WHAT YOU HAVE TO DO:
Look through the listing and locate every line containing the word "اتقنها"; copy those lines.

━━━━━━

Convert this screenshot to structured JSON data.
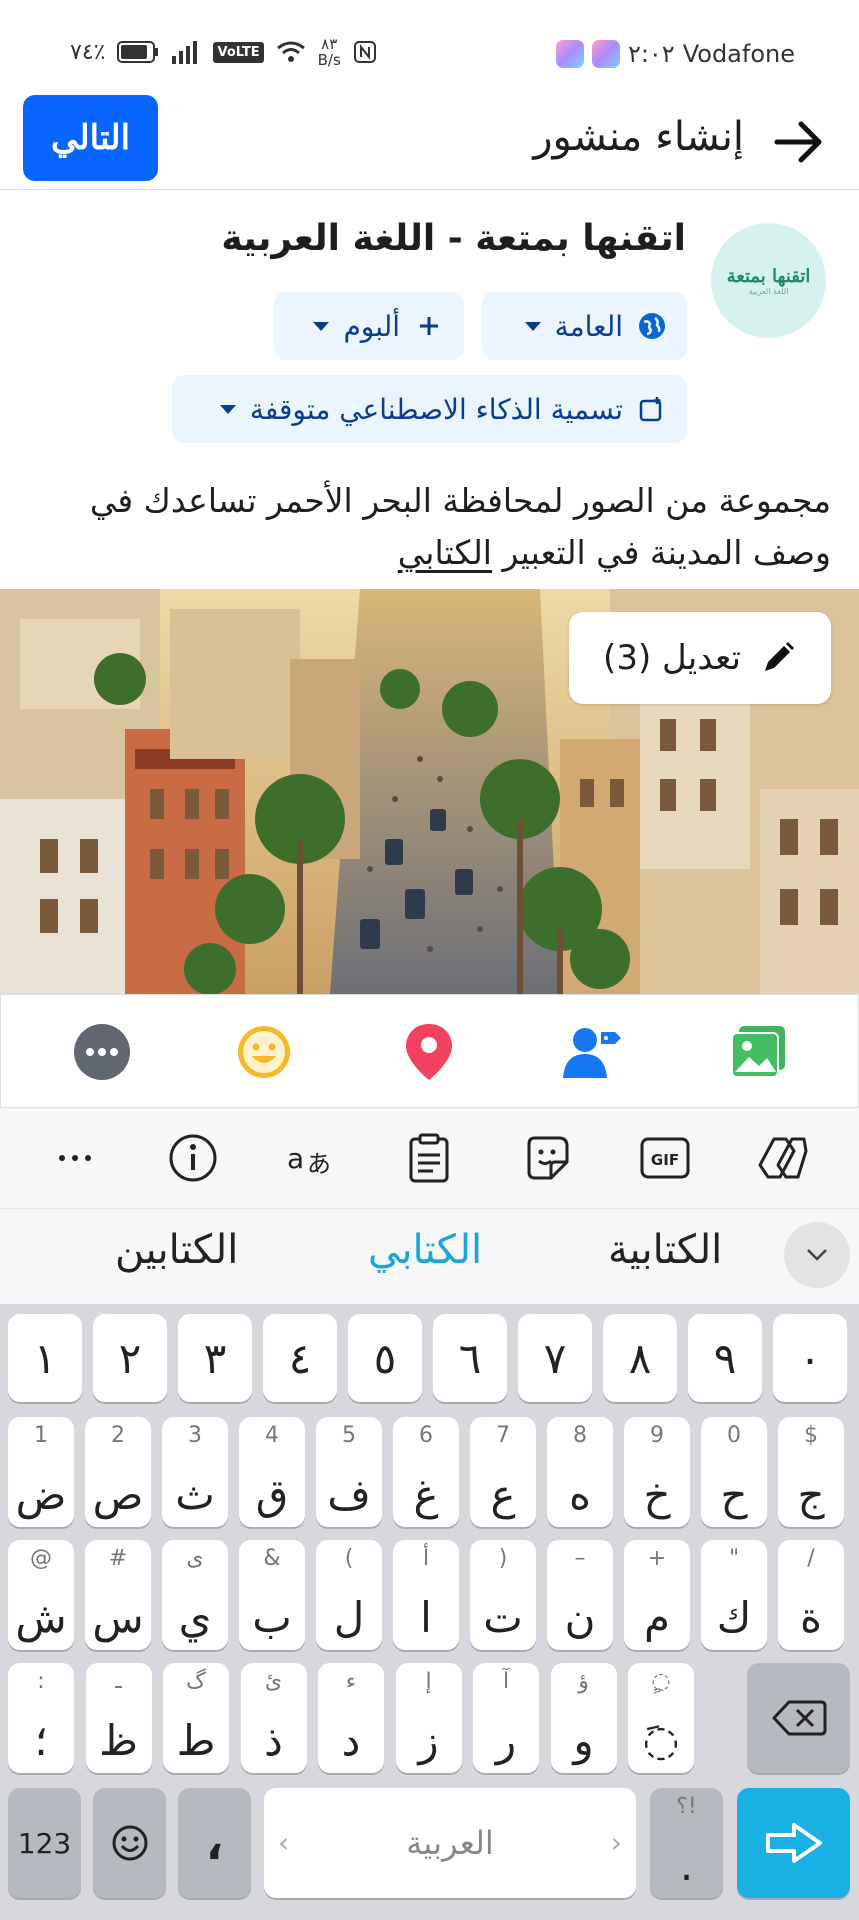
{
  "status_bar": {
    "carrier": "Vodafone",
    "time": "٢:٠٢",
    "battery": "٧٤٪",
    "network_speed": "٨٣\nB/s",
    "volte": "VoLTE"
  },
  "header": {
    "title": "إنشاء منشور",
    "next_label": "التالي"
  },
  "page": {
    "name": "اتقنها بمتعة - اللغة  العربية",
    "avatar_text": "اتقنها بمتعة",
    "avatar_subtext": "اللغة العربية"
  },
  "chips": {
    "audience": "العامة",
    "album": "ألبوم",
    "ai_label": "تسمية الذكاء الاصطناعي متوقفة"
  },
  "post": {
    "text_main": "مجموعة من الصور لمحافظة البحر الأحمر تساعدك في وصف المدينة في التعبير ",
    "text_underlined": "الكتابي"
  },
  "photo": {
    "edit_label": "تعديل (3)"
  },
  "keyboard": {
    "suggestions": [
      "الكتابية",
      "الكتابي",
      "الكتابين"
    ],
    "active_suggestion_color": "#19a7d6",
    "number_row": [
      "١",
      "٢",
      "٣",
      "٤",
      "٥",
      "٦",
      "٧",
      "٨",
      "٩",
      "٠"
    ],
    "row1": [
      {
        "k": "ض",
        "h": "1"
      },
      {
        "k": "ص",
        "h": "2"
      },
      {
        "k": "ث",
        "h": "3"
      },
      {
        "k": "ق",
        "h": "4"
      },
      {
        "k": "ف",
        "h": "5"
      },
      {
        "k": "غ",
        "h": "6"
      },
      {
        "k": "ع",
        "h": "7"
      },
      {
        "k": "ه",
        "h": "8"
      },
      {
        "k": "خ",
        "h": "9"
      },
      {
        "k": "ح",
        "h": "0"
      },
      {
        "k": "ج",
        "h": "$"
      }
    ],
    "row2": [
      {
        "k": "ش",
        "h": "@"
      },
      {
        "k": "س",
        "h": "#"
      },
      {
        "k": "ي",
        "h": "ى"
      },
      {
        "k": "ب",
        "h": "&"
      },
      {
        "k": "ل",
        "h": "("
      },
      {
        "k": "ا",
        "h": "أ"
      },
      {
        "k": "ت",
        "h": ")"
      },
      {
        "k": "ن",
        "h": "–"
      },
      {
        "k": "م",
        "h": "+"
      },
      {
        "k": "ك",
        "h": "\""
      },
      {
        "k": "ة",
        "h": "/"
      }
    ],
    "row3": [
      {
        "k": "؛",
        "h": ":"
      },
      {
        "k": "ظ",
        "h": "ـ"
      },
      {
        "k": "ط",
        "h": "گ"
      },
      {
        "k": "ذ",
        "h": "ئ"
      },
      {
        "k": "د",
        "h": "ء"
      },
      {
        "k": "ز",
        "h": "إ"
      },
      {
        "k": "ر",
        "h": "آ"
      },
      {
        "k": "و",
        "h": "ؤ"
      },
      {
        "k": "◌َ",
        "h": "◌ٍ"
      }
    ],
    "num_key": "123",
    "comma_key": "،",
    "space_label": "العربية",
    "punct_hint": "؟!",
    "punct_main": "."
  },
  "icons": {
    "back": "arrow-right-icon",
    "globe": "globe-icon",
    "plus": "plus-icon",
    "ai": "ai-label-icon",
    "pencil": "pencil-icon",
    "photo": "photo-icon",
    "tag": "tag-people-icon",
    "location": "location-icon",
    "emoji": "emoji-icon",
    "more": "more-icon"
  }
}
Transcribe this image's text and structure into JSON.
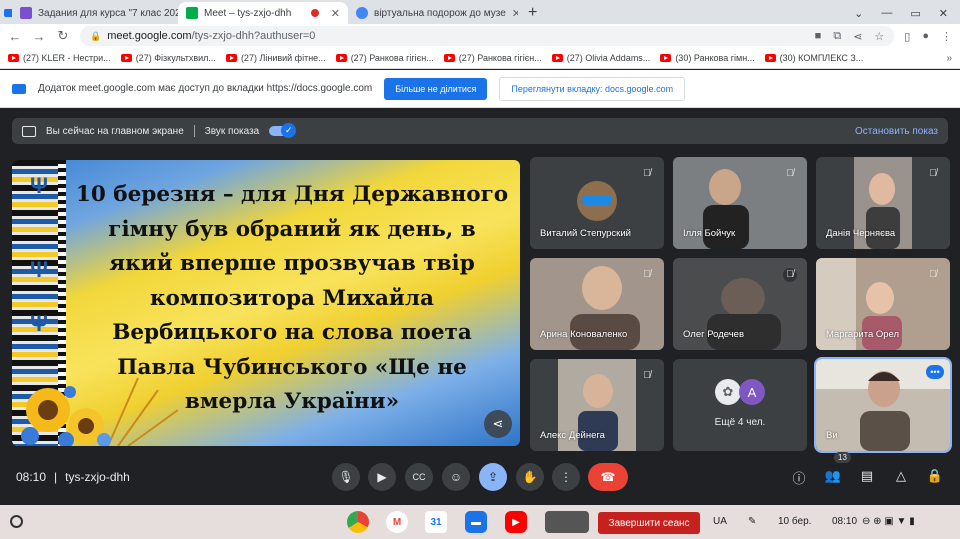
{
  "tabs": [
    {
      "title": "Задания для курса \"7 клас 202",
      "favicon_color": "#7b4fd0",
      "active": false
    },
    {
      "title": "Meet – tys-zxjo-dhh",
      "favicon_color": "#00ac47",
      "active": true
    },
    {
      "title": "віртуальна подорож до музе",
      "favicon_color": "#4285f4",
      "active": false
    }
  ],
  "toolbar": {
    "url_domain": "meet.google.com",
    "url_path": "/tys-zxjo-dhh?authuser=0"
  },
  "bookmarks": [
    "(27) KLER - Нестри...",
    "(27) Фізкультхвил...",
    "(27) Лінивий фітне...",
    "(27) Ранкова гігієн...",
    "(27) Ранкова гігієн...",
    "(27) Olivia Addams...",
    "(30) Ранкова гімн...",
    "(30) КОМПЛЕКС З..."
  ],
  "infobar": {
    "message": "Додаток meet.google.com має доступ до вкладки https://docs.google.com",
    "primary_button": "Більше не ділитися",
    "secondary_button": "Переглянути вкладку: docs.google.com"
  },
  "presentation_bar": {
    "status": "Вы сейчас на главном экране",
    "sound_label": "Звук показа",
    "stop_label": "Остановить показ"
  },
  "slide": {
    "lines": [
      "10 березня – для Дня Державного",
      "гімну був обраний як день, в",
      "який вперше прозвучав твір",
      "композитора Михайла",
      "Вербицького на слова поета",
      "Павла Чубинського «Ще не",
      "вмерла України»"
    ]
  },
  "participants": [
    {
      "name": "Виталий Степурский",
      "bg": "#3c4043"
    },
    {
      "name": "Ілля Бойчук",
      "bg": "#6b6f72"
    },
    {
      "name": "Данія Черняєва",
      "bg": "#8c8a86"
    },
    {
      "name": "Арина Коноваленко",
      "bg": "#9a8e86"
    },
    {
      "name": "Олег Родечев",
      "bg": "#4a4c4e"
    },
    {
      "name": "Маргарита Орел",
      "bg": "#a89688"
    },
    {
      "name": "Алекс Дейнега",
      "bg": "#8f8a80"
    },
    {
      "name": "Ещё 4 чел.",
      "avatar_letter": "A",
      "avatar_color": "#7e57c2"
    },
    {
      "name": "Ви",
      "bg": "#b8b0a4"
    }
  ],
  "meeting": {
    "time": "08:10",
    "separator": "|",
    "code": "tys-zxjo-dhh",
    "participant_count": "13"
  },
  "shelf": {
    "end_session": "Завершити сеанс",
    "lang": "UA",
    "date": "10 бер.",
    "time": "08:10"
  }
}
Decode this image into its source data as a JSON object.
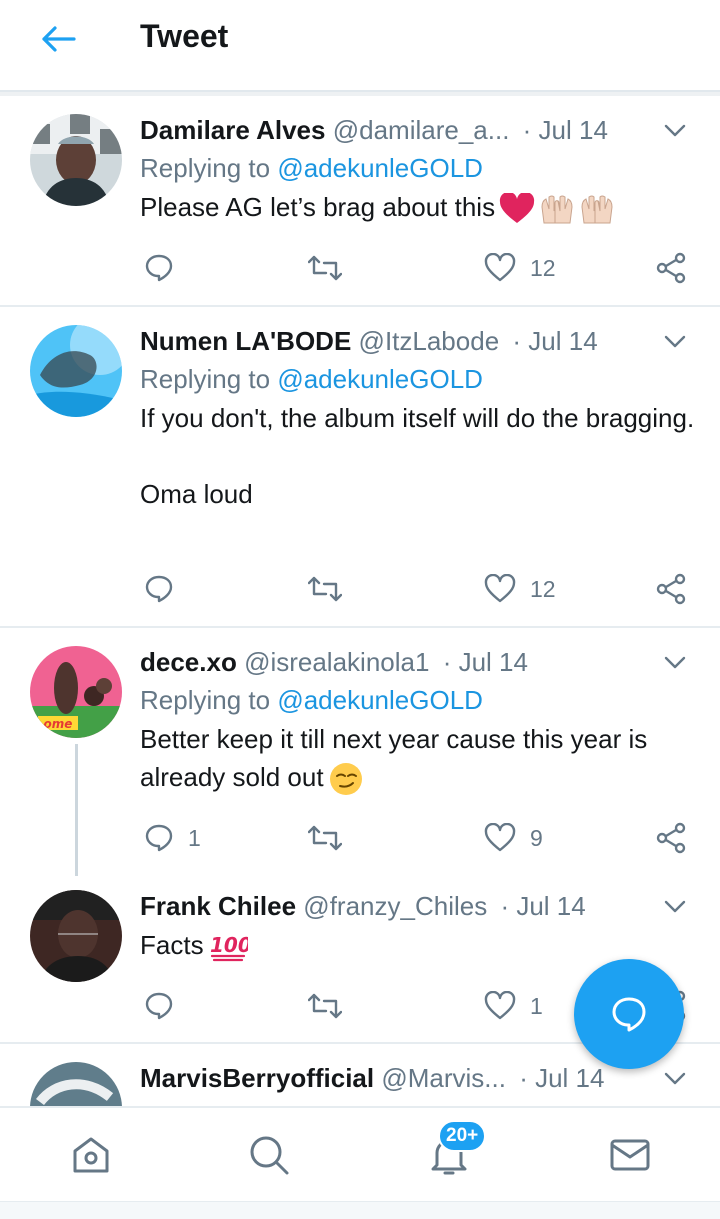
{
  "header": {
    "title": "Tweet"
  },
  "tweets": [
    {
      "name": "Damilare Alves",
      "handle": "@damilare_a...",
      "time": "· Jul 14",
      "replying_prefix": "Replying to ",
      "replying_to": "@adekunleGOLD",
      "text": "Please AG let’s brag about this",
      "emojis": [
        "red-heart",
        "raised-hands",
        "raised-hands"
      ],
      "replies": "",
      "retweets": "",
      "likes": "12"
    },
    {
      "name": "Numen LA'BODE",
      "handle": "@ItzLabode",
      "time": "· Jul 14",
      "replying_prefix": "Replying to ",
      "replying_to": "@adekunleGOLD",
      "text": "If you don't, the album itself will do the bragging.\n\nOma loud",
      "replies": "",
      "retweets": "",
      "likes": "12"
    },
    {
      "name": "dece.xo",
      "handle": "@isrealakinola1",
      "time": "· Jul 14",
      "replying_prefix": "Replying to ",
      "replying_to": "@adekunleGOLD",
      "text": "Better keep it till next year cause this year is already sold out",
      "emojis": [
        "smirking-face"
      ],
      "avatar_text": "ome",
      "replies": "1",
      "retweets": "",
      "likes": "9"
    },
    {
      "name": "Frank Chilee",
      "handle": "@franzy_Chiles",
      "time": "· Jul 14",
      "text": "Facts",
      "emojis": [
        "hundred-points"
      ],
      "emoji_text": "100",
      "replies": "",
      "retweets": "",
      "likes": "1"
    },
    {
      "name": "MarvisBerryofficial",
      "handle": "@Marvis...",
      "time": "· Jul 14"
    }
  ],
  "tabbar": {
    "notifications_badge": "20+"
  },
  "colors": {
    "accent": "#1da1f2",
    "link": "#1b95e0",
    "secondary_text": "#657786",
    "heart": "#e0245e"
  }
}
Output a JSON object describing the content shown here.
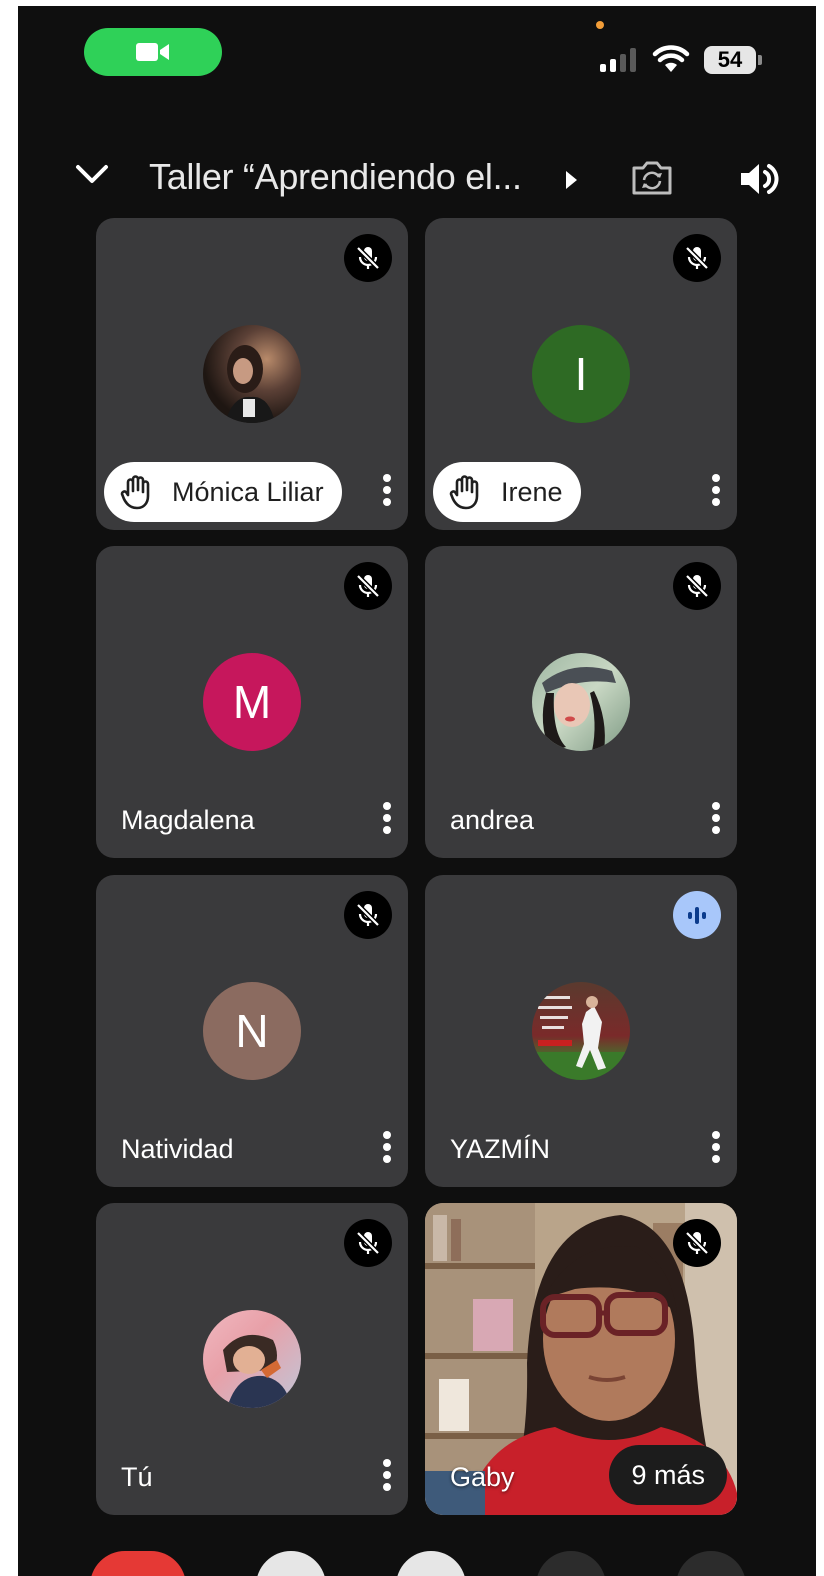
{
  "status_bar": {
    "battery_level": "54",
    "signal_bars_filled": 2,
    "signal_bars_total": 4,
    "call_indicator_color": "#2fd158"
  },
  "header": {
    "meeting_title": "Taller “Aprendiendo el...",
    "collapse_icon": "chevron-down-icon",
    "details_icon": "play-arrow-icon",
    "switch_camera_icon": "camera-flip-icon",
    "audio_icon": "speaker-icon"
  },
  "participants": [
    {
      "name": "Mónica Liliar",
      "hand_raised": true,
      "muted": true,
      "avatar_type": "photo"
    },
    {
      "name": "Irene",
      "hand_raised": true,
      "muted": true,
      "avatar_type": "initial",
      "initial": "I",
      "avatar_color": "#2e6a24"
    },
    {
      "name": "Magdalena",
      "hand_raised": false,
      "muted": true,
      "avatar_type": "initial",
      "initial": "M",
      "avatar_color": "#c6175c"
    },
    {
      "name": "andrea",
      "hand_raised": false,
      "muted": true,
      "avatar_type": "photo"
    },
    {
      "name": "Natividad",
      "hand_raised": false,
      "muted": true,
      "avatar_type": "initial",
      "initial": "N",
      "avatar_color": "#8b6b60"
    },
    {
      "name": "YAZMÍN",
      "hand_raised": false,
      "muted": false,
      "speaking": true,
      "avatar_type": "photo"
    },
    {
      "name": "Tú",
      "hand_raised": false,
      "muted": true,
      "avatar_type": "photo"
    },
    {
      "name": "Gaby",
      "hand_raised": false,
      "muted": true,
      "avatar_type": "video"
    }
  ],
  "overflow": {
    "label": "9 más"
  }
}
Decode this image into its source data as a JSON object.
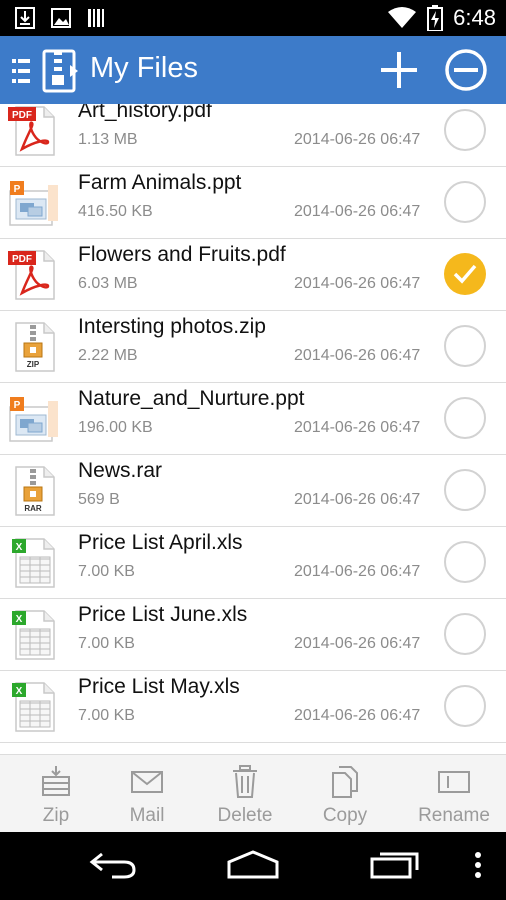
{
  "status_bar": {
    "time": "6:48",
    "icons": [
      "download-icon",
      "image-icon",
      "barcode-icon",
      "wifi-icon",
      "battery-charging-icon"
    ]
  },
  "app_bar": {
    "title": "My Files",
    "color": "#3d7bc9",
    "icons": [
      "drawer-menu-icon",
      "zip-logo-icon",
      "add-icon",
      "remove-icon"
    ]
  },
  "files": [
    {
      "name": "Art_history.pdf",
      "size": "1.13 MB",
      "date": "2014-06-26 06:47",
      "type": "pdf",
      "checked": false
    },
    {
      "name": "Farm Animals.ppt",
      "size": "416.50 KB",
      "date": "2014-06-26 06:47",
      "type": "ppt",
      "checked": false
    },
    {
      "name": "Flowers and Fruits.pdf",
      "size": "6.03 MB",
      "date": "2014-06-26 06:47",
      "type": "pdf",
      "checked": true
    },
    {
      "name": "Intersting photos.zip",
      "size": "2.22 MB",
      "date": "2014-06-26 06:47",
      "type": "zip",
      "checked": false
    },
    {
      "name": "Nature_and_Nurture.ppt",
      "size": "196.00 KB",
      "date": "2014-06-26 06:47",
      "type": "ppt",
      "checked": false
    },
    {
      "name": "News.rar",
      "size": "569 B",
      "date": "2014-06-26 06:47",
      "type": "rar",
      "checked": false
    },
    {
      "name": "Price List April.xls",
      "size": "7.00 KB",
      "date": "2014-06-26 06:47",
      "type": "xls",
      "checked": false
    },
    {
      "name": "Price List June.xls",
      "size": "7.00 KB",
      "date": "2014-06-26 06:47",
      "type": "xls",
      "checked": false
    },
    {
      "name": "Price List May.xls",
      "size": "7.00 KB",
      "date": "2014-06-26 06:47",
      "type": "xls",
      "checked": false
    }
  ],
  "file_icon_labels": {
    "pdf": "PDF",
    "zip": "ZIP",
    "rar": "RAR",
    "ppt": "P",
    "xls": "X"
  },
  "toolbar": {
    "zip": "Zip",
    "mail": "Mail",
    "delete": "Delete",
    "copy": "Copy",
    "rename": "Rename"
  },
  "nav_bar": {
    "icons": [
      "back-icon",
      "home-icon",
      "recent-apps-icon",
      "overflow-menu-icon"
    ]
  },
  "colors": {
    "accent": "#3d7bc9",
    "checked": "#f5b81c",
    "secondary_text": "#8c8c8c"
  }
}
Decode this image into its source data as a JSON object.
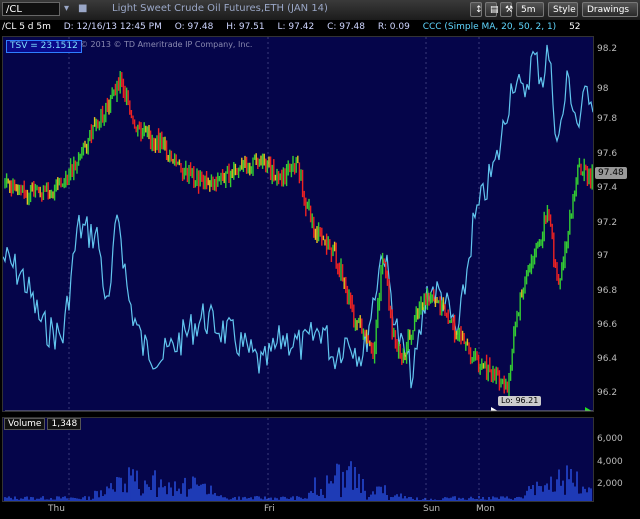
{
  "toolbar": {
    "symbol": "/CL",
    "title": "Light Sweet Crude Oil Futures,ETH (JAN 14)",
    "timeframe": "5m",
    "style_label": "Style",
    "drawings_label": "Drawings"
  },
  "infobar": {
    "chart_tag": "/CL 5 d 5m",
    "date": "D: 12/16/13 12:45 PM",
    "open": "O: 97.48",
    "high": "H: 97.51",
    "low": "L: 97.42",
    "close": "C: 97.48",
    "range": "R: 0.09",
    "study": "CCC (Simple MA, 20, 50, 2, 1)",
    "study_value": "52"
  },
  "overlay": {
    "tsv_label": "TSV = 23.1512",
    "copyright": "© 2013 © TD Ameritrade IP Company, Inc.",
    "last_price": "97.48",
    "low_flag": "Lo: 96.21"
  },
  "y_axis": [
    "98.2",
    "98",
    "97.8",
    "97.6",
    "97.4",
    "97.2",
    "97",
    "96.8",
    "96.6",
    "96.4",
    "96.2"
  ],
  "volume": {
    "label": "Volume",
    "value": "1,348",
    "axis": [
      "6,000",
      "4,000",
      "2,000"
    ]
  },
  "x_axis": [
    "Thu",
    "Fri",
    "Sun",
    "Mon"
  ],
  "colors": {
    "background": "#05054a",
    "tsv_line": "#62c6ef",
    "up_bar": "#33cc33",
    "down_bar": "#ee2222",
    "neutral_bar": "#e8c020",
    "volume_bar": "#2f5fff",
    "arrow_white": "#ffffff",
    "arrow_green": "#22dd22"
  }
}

━━━━━━

FINISHED TASK:
    "name": "اتقنها بمتعة - اللغة  العربية",
    "avatar_text": "اتقنها بمتعة",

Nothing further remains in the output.